+++ SOURCE EXTRACT

48 comments on “⌘+⇧+L and other useful OS X hidden features

  1. Hey Jim, I found this post on Reddit… always nice to meet a fellow Gardner (my son’s name is James, so I had a laugh when I saw your Finder screenshot above). Anyway, thanks for the info… great shortcuts!

  2. Every Macintosh application has an “Application” menu – the one next to the Apple menu. It has a Services submenu. Many items with ⌘⇧ commands live here.

    You can customize this menu using the freeware Service Scrubber. In particular, you can remove the ones you never use. You can add the ⌘⇧ equivalents you like.

    My favorite trick: select an arithmetic expression like “4 + 7/8”, hit ⌘⇧8 (also known as ⌘* is you don’t have a U.S. keyboard.) and the arithmetic expression is evaluated: 4.875. I like being able to use my computer as a one-keystroke calculator.

    It works by calling Script Editor to invoke the AppleScript interpreter.

    Unfortunately, Apple doesn’t care whether this trick works or not, so it might be broken for you.

  3. The shortcut to jump to a particular Space is just ⌃1-9; you don’t have to use the numeric keypad.

    You can also zoom the screen in and out with ⎇ ⌘+/- ; newer Macs also let you use ⌃ and a two-fingered swipe up and down on the trackpad.

++++++

Duplicate the part of the Mac shortcuts comments that starts at "It works by" and stops after "broken for you.". The entries have nothing to do with the Mac shortcuts comments.

+++ LISTED ENTRIES

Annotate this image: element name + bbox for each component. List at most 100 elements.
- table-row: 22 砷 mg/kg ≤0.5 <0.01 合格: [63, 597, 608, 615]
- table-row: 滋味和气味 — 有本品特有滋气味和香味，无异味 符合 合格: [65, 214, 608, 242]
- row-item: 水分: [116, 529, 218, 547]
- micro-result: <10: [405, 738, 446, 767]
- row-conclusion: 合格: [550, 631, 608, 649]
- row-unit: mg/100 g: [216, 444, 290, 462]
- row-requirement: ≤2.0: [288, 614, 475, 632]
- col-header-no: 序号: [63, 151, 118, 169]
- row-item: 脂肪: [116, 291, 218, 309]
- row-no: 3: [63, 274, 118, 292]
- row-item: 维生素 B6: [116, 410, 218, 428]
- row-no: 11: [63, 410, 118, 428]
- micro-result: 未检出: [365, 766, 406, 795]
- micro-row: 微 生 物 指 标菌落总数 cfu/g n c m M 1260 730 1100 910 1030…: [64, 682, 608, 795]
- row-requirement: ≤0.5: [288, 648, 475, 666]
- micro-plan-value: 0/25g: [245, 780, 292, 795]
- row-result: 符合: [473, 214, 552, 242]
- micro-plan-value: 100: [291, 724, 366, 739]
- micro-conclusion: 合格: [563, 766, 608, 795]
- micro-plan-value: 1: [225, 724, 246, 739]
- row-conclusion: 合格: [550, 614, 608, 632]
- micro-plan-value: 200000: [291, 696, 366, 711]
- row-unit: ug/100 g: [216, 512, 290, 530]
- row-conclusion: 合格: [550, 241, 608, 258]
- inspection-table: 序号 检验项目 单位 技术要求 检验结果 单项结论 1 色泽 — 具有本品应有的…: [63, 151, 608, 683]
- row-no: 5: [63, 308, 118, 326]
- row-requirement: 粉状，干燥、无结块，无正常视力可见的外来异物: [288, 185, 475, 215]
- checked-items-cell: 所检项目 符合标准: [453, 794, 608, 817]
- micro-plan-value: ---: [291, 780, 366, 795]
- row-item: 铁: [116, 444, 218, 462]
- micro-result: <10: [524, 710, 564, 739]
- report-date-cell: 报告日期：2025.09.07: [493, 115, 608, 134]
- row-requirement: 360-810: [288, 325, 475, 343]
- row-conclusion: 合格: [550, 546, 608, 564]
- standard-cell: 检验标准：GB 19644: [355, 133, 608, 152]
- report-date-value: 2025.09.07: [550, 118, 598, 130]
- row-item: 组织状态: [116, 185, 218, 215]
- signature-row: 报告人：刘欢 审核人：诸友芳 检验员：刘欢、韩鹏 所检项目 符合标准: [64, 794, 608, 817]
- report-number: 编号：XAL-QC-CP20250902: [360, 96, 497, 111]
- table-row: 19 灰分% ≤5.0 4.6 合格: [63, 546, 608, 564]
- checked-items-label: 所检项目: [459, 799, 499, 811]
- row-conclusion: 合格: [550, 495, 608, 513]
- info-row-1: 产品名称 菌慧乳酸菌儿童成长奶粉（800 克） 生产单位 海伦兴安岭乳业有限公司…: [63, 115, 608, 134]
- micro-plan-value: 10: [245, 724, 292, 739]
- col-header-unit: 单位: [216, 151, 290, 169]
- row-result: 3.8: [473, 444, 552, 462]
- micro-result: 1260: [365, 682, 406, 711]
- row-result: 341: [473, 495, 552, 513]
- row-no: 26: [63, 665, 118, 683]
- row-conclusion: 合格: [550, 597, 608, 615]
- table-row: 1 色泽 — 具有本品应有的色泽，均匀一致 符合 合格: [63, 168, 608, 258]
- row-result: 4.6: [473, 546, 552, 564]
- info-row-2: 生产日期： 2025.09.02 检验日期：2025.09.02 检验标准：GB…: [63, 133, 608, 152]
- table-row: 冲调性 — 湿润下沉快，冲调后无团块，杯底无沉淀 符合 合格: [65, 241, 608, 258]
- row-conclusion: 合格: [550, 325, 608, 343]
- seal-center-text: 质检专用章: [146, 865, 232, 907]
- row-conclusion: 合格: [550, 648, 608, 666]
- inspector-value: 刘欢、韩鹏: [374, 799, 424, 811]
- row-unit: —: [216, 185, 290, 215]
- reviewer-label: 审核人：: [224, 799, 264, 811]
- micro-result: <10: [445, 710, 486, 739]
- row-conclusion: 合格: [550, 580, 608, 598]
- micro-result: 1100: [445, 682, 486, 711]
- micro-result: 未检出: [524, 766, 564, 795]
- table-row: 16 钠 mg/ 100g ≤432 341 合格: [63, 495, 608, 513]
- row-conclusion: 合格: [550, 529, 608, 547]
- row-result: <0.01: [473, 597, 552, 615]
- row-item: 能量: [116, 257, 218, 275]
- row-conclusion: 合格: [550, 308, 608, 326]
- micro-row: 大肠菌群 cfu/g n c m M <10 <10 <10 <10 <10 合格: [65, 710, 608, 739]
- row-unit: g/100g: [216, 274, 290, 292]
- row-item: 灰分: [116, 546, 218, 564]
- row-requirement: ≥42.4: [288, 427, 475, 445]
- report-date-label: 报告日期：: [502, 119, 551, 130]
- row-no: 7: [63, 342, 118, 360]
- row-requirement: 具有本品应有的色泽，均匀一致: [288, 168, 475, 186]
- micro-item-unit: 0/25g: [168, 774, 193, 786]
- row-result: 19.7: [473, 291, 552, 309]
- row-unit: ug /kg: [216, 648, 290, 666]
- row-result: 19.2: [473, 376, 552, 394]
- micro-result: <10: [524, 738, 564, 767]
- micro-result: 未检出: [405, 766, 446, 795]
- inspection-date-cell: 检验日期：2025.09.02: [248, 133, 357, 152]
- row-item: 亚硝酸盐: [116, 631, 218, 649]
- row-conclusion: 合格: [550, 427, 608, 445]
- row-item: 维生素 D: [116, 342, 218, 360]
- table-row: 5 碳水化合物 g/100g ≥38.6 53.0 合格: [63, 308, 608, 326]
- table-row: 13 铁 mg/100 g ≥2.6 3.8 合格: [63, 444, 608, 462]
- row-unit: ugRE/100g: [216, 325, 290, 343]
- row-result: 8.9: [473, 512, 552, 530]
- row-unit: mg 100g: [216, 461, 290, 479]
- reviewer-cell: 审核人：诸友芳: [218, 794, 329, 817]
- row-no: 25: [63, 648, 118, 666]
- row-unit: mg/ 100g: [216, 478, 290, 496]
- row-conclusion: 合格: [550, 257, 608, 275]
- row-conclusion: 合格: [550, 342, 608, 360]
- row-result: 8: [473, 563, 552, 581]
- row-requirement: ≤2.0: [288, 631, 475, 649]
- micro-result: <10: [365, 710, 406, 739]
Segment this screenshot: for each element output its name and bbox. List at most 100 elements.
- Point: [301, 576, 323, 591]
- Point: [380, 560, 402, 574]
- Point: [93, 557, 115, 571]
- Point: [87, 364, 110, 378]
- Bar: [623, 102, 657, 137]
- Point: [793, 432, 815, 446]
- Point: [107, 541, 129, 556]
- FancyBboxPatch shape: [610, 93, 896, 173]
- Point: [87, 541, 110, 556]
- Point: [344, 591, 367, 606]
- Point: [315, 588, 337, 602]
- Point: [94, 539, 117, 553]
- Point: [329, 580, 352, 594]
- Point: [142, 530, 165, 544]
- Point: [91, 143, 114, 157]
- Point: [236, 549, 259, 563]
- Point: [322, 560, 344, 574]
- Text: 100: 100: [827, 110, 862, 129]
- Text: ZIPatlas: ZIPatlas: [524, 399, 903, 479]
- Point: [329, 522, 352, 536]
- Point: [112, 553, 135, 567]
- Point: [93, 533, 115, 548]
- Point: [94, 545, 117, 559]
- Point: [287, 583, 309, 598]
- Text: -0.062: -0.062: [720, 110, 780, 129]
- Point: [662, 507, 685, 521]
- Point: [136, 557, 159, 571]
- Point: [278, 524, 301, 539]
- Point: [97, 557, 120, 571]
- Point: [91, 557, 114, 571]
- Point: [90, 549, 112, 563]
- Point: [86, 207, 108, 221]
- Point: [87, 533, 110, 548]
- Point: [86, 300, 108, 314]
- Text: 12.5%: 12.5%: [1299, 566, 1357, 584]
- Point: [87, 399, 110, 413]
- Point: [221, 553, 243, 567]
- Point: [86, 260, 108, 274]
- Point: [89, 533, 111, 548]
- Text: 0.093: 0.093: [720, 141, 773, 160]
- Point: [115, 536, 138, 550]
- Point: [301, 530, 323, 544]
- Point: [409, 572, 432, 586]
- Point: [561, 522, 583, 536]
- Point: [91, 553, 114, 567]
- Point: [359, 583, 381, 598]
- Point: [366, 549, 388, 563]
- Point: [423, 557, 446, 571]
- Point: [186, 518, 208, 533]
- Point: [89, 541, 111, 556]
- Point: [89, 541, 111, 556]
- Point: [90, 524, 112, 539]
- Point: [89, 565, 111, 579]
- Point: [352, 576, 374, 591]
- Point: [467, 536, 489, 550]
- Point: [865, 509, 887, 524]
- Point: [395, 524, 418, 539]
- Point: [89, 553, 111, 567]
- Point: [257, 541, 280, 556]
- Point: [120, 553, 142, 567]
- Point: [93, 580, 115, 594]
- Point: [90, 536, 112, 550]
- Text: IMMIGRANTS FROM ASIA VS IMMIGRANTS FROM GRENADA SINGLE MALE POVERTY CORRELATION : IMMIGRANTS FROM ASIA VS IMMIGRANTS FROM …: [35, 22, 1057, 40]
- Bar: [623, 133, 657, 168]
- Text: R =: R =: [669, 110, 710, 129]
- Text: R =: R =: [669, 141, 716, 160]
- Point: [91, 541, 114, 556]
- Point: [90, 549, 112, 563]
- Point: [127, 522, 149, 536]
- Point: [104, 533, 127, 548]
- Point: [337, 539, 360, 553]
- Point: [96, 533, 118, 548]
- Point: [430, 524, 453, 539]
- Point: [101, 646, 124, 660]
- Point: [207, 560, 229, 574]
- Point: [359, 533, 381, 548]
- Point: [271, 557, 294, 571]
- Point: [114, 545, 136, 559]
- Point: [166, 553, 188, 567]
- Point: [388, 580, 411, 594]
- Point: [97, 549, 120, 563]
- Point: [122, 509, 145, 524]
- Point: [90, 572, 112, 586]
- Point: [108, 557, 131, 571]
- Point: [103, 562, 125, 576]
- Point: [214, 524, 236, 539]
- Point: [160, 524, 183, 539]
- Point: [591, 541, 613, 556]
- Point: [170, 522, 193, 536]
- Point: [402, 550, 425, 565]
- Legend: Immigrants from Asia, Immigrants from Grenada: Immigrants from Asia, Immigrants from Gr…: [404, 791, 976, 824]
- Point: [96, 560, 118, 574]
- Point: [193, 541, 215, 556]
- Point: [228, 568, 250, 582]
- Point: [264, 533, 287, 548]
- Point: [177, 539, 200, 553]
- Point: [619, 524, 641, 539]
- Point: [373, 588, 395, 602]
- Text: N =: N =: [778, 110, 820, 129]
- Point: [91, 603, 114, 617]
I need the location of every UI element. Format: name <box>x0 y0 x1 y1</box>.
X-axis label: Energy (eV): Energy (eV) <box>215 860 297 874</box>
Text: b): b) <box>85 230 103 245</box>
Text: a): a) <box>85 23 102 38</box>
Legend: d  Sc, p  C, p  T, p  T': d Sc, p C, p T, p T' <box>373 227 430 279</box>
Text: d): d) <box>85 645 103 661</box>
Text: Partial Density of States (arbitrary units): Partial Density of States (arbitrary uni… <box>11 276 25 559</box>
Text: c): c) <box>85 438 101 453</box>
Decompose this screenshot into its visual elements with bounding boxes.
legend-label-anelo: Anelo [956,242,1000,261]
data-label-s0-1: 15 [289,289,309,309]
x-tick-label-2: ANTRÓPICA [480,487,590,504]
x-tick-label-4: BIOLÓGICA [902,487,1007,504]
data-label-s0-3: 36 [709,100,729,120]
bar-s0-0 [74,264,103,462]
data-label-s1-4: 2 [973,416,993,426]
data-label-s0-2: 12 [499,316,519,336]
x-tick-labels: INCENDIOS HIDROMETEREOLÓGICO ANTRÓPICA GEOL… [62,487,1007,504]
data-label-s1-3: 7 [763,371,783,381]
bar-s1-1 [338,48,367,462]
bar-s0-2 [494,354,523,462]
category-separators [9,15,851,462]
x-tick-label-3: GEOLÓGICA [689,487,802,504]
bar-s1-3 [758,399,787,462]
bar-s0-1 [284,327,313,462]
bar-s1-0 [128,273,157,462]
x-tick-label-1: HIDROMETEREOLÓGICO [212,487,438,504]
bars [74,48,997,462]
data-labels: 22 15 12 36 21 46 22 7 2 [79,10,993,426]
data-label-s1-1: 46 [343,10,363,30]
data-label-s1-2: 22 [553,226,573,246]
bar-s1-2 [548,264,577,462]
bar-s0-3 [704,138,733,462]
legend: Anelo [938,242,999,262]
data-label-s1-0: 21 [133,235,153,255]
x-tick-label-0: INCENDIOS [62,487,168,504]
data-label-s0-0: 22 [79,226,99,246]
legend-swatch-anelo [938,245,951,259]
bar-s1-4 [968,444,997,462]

++++++

**OUTPUT OF THE EXERCISE**
It works by calling Script Editor to invoke the AppleScript interpreter.

    Unfortunately, Apple doesn’t care whether this trick works or not, so it might be broken for you.